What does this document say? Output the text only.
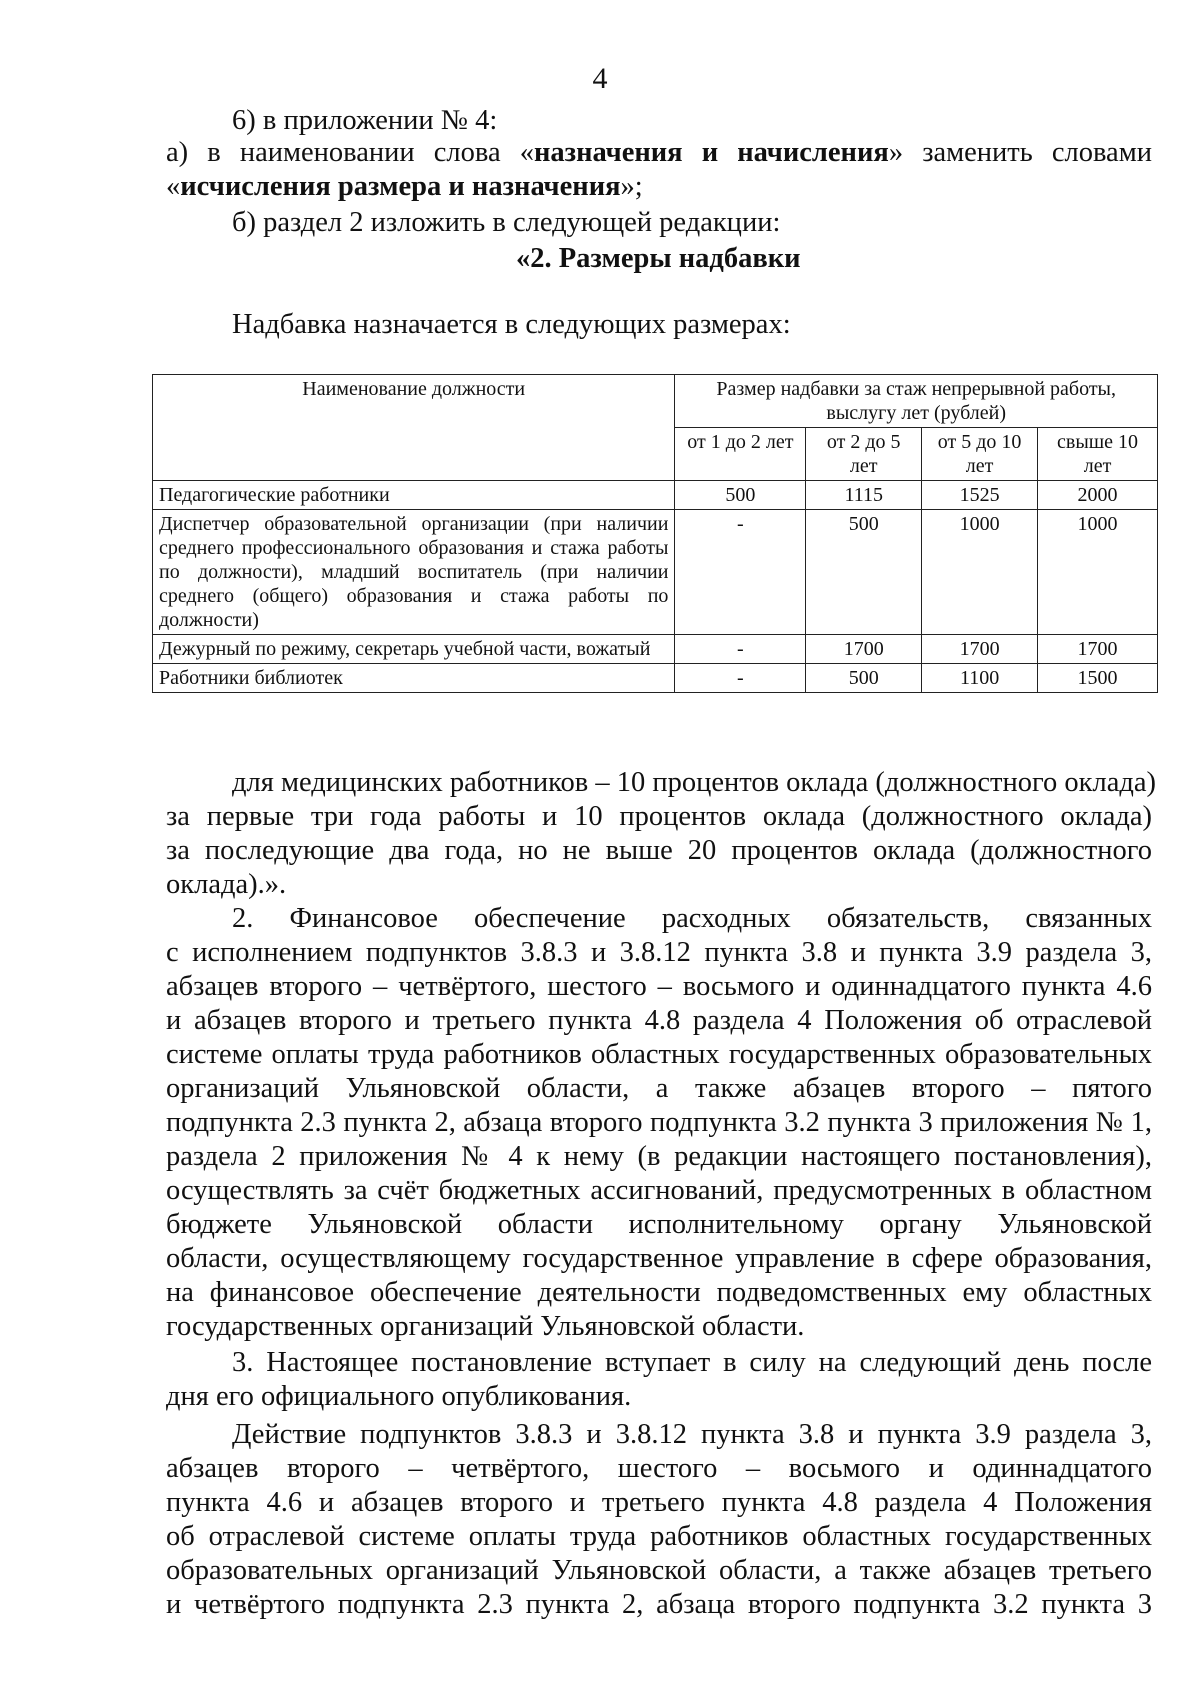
4
6) в приложении № 4:
а) в наименовании слова «назначения и начисления» заменить словами
«исчисления размера и назначения»;
б) раздел 2 изложить в следующей редакции:
«2. Размеры надбавки
Надбавка назначается в следующих размерах:
Наименование должности	Размер надбавки за стаж непрерывной работы, выслугу лет (рублей)			
	от 1 до 2 лет	от 2 до 5 лет	от 5 до 10 лет	свыше 10 лет
Педагогические работники	500	1115	1525	2000
Диспетчер образовательной организации (при наличии среднего профессионального образования и стажа работы по должности), младший воспитатель (при наличии среднего (общего) образования и стажа работы по должности)	-	500	1000	1000
Дежурный по режиму, секретарь учебной части, вожатый	-	1700	1700	1700
Работники библиотек	-	500	1100	1500
для медицинских работников – 10 процентов оклада (должностного оклада)
за первые три года работы и 10 процентов оклада (должностного оклада)
за последующие два года, но не выше 20 процентов оклада (должностного
оклада).».
2. Финансовое обеспечение расходных обязательств, связанных
с исполнением подпунктов 3.8.3 и 3.8.12 пункта 3.8 и пункта 3.9 раздела 3,
абзацев второго – четвёртого, шестого – восьмого и одиннадцатого пункта 4.6
и абзацев второго и третьего пункта 4.8 раздела 4 Положения об отраслевой
системе оплаты труда работников областных государственных образовательных
организаций Ульяновской области, а также абзацев второго – пятого
подпункта 2.3 пункта 2, абзаца второго подпункта 3.2 пункта 3 приложения № 1,
раздела 2 приложения № 4 к нему (в редакции настоящего постановления),
осуществлять за счёт бюджетных ассигнований, предусмотренных в областном
бюджете Ульяновской области исполнительному органу Ульяновской
области, осуществляющему государственное управление в сфере образования,
на финансовое обеспечение деятельности подведомственных ему областных
государственных организаций Ульяновской области.
3. Настоящее постановление вступает в силу на следующий день после
дня его официального опубликования.
Действие подпунктов 3.8.3 и 3.8.12 пункта 3.8 и пункта 3.9 раздела 3,
абзацев второго – четвёртого, шестого – восьмого и одиннадцатого
пункта 4.6 и абзацев второго и третьего пункта 4.8 раздела 4 Положения
об отраслевой системе оплаты труда работников областных государственных
образовательных организаций Ульяновской области, а также абзацев третьего
и четвёртого подпункта 2.3 пункта 2, абзаца второго подпункта 3.2 пункта 3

→ **WHAT TO WORK ON**: Repeat each entry precisely as it appears. Leave the pictures out.

→ **WORKED ANSWER**:
What does this document say? Output the text only.
4
6) в приложении № 4:
а) в наименовании слова «назначения и начисления» заменить словами
«исчисления размера и назначения»;
б) раздел 2 изложить в следующей редакции:
«2. Размеры надбавки
Надбавка назначается в следующих размерах:
Наименование должности	Размер надбавки за стаж непрерывной работы, выслугу лет (рублей)			
	от 1 до 2 лет	от 2 до 5 лет	от 5 до 10 лет	свыше 10 лет
Педагогические работники	500	1115	1525	2000
Диспетчер образовательной организации (при наличии среднего профессионального образования и стажа работы по должности), младший воспитатель (при наличии среднего (общего) образования и стажа работы по должности)	-	500	1000	1000
Дежурный по режиму, секретарь учебной части, вожатый	-	1700	1700	1700
Работники библиотек	-	500	1100	1500
для медицинских работников – 10 процентов оклада (должностного оклада)
за первые три года работы и 10 процентов оклада (должностного оклада)
за последующие два года, но не выше 20 процентов оклада (должностного
оклада).».
2. Финансовое обеспечение расходных обязательств, связанных
с исполнением подпунктов 3.8.3 и 3.8.12 пункта 3.8 и пункта 3.9 раздела 3,
абзацев второго – четвёртого, шестого – восьмого и одиннадцатого пункта 4.6
и абзацев второго и третьего пункта 4.8 раздела 4 Положения об отраслевой
системе оплаты труда работников областных государственных образовательных
организаций Ульяновской области, а также абзацев второго – пятого
подпункта 2.3 пункта 2, абзаца второго подпункта 3.2 пункта 3 приложения № 1,
раздела 2 приложения № 4 к нему (в редакции настоящего постановления),
осуществлять за счёт бюджетных ассигнований, предусмотренных в областном
бюджете Ульяновской области исполнительному органу Ульяновской
области, осуществляющему государственное управление в сфере образования,
на финансовое обеспечение деятельности подведомственных ему областных
государственных организаций Ульяновской области.
3. Настоящее постановление вступает в силу на следующий день после
дня его официального опубликования.
Действие подпунктов 3.8.3 и 3.8.12 пункта 3.8 и пункта 3.9 раздела 3,
абзацев второго – четвёртого, шестого – восьмого и одиннадцатого
пункта 4.6 и абзацев второго и третьего пункта 4.8 раздела 4 Положения
об отраслевой системе оплаты труда работников областных государственных
образовательных организаций Ульяновской области, а также абзацев третьего
и четвёртого подпункта 2.3 пункта 2, абзаца второго подпункта 3.2 пункта 3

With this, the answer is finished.